_What is needed_
In the listing below, report how many lines include the string "JSON", giving only that number.

━━━ Extracted information

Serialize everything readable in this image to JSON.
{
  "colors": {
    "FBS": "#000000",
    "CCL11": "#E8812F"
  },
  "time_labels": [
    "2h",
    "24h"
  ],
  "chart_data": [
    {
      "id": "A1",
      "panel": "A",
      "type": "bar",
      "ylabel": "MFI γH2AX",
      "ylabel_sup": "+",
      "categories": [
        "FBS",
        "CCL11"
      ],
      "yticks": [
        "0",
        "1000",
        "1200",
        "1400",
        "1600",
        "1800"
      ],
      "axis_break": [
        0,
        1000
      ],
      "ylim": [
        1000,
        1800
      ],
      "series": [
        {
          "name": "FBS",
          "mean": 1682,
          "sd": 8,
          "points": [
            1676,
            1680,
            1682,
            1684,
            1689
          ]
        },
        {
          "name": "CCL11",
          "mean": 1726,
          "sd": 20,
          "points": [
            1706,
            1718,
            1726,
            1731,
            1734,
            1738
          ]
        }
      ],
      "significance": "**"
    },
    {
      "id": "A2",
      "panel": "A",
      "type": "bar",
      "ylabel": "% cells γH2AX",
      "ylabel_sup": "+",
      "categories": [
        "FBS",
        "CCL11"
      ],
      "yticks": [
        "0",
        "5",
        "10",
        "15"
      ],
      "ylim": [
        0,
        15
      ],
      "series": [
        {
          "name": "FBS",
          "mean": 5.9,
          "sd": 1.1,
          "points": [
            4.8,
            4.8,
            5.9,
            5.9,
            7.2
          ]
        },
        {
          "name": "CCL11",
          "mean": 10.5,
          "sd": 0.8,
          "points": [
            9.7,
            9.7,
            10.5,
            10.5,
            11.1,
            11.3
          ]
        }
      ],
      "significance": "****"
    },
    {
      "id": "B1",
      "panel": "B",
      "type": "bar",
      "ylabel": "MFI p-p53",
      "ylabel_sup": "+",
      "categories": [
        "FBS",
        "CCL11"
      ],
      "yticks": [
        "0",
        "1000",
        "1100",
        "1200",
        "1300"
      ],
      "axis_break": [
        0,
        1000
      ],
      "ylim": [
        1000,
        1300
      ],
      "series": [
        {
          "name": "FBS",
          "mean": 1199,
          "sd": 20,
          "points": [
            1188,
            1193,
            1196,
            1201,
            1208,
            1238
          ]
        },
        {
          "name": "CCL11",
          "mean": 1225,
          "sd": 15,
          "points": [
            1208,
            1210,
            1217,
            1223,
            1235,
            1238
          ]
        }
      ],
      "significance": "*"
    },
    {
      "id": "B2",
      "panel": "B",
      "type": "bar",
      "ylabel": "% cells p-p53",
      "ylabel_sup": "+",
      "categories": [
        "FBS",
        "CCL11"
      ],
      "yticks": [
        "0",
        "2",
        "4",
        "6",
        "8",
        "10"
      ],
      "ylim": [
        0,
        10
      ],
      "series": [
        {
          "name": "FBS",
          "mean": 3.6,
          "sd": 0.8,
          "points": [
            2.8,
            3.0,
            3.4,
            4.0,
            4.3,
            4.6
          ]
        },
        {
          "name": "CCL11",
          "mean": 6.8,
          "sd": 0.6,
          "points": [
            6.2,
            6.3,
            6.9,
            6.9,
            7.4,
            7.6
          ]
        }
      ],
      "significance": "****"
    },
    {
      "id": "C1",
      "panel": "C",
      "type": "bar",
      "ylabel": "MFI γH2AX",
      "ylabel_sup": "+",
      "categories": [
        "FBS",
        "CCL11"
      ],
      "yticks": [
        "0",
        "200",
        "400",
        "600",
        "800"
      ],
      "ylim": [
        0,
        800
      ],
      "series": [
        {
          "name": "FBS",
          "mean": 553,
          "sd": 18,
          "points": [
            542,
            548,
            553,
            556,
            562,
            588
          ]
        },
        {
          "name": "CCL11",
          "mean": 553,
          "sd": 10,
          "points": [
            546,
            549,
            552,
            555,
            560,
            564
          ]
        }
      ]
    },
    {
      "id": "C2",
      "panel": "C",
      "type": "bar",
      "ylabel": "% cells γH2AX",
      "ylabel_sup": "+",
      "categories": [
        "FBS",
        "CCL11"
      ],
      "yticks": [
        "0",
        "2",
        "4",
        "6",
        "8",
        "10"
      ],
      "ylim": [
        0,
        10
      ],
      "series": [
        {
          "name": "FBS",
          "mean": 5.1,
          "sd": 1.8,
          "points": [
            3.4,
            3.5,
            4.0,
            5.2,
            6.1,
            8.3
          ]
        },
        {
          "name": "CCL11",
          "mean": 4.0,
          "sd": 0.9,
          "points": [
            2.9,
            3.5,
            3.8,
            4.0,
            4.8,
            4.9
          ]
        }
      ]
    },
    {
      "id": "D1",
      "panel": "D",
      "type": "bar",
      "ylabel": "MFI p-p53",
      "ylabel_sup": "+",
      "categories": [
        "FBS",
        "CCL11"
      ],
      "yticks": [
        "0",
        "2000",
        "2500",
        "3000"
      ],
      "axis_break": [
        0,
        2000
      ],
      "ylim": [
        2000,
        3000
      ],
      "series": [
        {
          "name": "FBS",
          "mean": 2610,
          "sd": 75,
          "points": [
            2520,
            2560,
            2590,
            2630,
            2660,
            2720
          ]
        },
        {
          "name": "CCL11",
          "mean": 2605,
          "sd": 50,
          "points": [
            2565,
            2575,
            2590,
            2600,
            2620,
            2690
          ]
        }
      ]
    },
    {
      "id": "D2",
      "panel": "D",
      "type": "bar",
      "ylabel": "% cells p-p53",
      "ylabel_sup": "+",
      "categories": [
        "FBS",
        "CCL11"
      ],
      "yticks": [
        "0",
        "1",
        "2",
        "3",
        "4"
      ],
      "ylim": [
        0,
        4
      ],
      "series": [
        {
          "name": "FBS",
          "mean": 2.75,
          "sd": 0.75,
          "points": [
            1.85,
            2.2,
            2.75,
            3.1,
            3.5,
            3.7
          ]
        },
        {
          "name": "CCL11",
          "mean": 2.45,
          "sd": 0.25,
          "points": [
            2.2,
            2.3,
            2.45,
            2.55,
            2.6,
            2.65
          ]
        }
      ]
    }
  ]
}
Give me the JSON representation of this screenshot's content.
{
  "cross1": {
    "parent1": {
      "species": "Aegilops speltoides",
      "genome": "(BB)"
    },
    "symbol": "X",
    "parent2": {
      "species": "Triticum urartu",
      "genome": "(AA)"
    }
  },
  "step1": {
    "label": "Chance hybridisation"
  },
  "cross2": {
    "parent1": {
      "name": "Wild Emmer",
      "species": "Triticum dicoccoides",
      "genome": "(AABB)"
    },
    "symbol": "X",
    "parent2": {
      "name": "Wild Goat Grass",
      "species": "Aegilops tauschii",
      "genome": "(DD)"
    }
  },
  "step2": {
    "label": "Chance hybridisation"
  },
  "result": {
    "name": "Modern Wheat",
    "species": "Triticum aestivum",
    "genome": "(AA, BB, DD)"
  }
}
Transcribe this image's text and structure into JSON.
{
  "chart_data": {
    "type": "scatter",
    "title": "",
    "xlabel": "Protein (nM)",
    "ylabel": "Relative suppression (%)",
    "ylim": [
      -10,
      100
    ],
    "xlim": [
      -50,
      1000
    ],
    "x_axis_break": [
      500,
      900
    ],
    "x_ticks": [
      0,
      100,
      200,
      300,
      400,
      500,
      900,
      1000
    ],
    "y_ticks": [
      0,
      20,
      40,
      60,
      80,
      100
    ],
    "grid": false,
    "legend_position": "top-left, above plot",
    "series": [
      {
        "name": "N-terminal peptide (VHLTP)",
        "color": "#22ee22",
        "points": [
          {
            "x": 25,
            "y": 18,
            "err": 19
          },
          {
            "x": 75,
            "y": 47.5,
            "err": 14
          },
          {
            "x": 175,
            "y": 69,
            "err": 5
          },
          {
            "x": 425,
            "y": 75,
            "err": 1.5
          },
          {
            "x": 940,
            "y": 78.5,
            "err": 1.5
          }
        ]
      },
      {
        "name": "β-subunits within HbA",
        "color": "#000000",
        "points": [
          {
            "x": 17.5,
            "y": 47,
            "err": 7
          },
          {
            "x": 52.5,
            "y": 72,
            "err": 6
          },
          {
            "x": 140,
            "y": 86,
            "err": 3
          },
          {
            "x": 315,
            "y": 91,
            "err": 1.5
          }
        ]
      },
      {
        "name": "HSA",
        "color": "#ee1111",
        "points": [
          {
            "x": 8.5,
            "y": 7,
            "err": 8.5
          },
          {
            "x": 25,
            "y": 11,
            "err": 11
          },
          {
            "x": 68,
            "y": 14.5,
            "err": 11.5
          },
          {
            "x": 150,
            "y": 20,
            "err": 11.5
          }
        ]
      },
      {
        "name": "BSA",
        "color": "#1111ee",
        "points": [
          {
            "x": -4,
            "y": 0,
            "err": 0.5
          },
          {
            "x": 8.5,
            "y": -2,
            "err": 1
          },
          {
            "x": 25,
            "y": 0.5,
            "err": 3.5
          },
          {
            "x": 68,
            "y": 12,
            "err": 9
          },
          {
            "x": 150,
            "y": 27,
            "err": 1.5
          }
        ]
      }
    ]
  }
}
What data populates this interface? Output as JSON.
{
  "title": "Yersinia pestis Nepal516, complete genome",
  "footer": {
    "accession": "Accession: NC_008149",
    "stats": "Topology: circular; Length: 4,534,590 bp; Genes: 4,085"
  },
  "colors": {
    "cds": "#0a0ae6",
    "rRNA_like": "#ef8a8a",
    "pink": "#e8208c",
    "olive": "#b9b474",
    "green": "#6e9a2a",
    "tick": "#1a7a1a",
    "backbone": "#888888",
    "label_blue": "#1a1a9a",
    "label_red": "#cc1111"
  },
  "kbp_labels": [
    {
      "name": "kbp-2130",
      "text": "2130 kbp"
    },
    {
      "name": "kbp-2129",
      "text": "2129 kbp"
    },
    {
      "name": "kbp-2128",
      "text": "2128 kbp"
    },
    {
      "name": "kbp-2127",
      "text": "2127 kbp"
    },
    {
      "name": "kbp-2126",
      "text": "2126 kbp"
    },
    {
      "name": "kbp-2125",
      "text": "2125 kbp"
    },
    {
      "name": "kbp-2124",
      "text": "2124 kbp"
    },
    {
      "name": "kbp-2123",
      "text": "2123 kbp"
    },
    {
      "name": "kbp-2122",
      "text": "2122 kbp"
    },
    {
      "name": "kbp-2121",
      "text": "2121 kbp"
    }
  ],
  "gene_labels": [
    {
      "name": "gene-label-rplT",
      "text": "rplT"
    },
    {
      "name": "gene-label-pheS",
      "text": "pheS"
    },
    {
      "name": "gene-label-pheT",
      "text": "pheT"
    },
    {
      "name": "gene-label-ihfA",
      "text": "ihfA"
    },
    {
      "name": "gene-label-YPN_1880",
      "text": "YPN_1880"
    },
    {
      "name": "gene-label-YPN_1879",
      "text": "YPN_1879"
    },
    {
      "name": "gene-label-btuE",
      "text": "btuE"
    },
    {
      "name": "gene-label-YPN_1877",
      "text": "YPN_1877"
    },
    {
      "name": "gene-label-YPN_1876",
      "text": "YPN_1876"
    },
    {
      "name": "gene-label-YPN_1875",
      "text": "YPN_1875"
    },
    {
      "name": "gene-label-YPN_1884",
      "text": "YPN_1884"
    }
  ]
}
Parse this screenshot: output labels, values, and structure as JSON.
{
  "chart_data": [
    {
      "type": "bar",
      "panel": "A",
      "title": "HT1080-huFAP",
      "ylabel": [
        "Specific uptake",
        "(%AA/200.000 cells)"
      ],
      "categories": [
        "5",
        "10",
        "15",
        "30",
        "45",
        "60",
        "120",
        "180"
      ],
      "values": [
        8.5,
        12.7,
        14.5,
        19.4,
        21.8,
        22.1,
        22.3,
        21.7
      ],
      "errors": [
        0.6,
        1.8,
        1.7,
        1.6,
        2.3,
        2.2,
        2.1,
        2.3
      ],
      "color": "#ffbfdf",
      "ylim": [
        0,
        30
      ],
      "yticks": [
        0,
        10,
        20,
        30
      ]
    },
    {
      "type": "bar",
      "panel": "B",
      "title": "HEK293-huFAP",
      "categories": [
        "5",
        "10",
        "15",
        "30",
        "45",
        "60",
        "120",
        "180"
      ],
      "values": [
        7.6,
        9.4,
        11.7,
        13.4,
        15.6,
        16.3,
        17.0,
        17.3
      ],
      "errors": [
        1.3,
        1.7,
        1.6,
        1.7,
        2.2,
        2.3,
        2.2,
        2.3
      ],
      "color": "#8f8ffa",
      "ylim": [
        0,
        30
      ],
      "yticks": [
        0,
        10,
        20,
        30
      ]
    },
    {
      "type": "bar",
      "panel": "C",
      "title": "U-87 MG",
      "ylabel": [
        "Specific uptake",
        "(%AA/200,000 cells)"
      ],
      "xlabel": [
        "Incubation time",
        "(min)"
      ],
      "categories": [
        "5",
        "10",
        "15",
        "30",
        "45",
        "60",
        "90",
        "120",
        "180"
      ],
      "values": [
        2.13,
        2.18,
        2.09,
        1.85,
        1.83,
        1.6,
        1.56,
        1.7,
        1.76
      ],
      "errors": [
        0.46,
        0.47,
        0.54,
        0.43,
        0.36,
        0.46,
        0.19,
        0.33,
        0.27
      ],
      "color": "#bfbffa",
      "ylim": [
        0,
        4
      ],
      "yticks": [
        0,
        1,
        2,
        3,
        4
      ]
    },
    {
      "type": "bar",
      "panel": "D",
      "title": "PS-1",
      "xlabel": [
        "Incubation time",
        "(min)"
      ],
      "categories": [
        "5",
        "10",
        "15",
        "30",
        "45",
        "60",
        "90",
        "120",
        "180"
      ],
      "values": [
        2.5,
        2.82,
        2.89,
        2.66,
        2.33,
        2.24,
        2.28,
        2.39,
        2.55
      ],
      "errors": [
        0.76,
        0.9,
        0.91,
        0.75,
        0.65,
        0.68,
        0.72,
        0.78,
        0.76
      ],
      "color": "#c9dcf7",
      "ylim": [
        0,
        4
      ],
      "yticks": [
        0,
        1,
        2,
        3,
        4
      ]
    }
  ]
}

━━━━━━

_Answer to the problem_
5